* The exercise *
Return each line of the listing that contains the string "title".

Dataset listings of figures

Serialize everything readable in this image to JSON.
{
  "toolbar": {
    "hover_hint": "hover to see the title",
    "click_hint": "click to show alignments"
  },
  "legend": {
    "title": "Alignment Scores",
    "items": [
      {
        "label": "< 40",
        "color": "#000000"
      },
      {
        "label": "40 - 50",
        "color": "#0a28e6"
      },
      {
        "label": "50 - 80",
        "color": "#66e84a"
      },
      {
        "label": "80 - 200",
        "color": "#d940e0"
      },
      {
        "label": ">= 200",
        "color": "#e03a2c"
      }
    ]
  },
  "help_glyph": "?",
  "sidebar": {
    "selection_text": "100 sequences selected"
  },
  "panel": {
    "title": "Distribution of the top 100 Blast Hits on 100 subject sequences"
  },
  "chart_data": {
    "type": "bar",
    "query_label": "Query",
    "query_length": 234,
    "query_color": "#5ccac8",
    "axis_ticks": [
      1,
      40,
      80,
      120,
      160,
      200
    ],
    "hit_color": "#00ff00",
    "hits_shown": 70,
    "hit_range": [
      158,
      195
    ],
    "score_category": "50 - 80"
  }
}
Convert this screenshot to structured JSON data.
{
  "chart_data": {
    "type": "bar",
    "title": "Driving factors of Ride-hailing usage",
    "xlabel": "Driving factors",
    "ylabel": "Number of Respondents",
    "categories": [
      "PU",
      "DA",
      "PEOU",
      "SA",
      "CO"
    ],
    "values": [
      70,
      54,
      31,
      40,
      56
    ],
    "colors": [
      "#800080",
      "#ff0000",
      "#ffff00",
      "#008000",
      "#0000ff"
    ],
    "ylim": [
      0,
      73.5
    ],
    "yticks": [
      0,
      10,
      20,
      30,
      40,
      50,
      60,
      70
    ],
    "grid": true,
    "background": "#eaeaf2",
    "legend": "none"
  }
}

* Output for this exercise *
    "hover_hint": "hover to see the title",
    "title": "Alignment Scores",
    "title": "Distribution of the top 100 Blast Hits on 100 subject sequences"
    "title": "Driving factors of Ride-hailing usage",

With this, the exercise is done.